** Stated problem **
The entries are to be returned exactly, with images left out.

** Excerpted records **

───

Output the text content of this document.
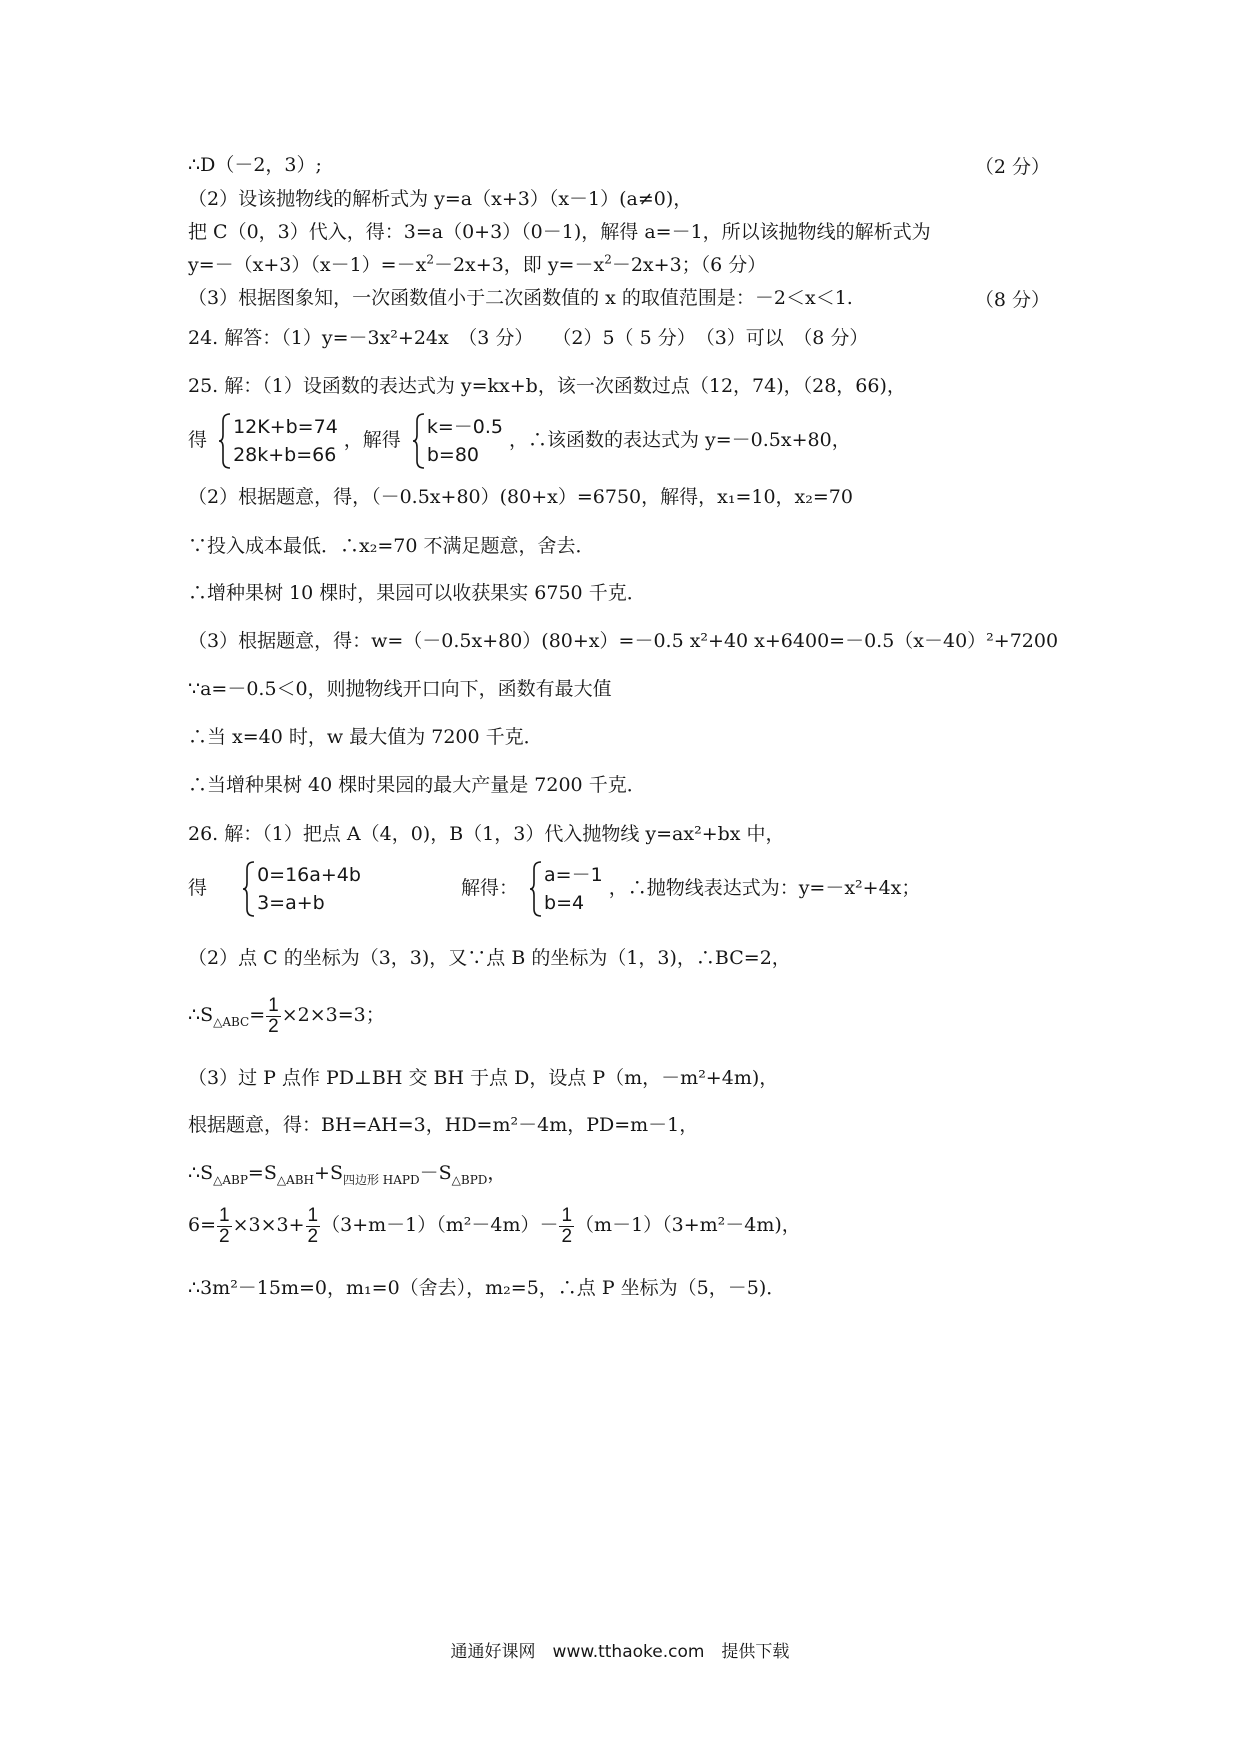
∴D（－2，3）;	（2 分）
（2）设该抛物线的解析式为 y=a（x+3）（x－1）(a≠0)，
把 C（0，3）代入，得：3=a（0+3）（0－1)，解得 a=－1，所以该抛物线的解析式为
$y=-(x+3)(x-1)=-x^2-2x+3$，即 $y=-x^2-2x+3$；（6 分）
（3）根据图象知，一次函数值小于二次函数值的 x 的取值范围是：－2＜x＜1.	（8 分）
24. 解答：（1）y=－3x²+24x　（3 分）　　（2）5（ 5 分）　（3）可以　（8 分）
25. 解：（1）设函数的表达式为 y=kx+b，该一次函数过点（12，74)，（28，66)，
得
12K+b=74
28k+b=66
，解得
k=－0.5
b=80
，∴该函数的表达式为 y=－0.5x+80，
（2）根据题意，得，（－0.5x+80）(80+x）=6750，解得，x₁=10，x₂=70
∵投入成本最低．∴x₂=70 不满足题意，舍去．
∴增种果树 10 棵时，果园可以收获果实 6750 千克．
（3）根据题意，得：w=（－0.5x+80）(80+x）=－0.5 x²+40 x+6400=－0.5（x－40）²+7200
∵a=－0.5＜0，则抛物线开口向下，函数有最大值
∴当 x=40 时，w 最大值为 7200 千克．
∴当增种果树 40 棵时果园的最大产量是 7200 千克．
26. 解：（1）把点 A（4，0)，B（1，3）代入抛物线 y=ax²+bx 中，
得
0=16a+4b
3=a+b
解得：
a=－1
b=4
，∴抛物线表达式为：y=－x²+4x；
（2）点 C 的坐标为（3，3)，又∵点 B 的坐标为（1，3)，∴BC=2，
$\therefore S_{\triangle ABC}= \frac{1}{2} \times 2\times 3=3$；
（3）过 P 点作 PD⊥BH 交 BH 于点 D，设点 P（m，－m²+4m)，
根据题意，得：BH=AH=3，HD=m²－4m，PD=m－1，
$\therefore S_{\triangle ABP}=S_{\triangle ABH}+S_{四边形 HAPD}-S_{\triangle BPD}$，
$6= \frac{1}{2} \times 3\times 3+ \frac{1}{2} (3+m-1)(m^2-4m)- \frac{1}{2} (m-1)(3+m^2-4m)$，
∴3m²－15m=0，m₁=0（舍去），m₂=5，∴点 P 坐标为（5，－5)．
通通好课网　www.tthaoke.com　提供下载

───

** Final result **
Output the text content of this document.
∴D（－2，3）;	（2 分）
（2）设该抛物线的解析式为 y=a（x+3）（x－1）(a≠0)，
把 C（0，3）代入，得：3=a（0+3）（0－1)，解得 a=－1，所以该抛物线的解析式为
$y=-(x+3)(x-1)=-x^2-2x+3$，即 $y=-x^2-2x+3$；（6 分）
（3）根据图象知，一次函数值小于二次函数值的 x 的取值范围是：－2＜x＜1.	（8 分）
24. 解答：（1）y=－3x²+24x　（3 分）　　（2）5（ 5 分）　（3）可以　（8 分）
25. 解：（1）设函数的表达式为 y=kx+b，该一次函数过点（12，74)，（28，66)，
得
12K+b=74
28k+b=66
，解得
k=－0.5
b=80
，∴该函数的表达式为 y=－0.5x+80，
（2）根据题意，得，（－0.5x+80）(80+x）=6750，解得，x₁=10，x₂=70
∵投入成本最低．∴x₂=70 不满足题意，舍去．
∴增种果树 10 棵时，果园可以收获果实 6750 千克．
（3）根据题意，得：w=（－0.5x+80）(80+x）=－0.5 x²+40 x+6400=－0.5（x－40）²+7200
∵a=－0.5＜0，则抛物线开口向下，函数有最大值
∴当 x=40 时，w 最大值为 7200 千克．
∴当增种果树 40 棵时果园的最大产量是 7200 千克．
26. 解：（1）把点 A（4，0)，B（1，3）代入抛物线 y=ax²+bx 中，
得
0=16a+4b
3=a+b
解得：
a=－1
b=4
，∴抛物线表达式为：y=－x²+4x；
（2）点 C 的坐标为（3，3)，又∵点 B 的坐标为（1，3)，∴BC=2，
$\therefore S_{\triangle ABC}= \frac{1}{2} \times 2\times 3=3$；
（3）过 P 点作 PD⊥BH 交 BH 于点 D，设点 P（m，－m²+4m)，
根据题意，得：BH=AH=3，HD=m²－4m，PD=m－1，
$\therefore S_{\triangle ABP}=S_{\triangle ABH}+S_{四边形 HAPD}-S_{\triangle BPD}$，
$6= \frac{1}{2} \times 3\times 3+ \frac{1}{2} (3+m-1)(m^2-4m)- \frac{1}{2} (m-1)(3+m^2-4m)$，
∴3m²－15m=0，m₁=0（舍去），m₂=5，∴点 P 坐标为（5，－5)．
通通好课网　www.tthaoke.com　提供下载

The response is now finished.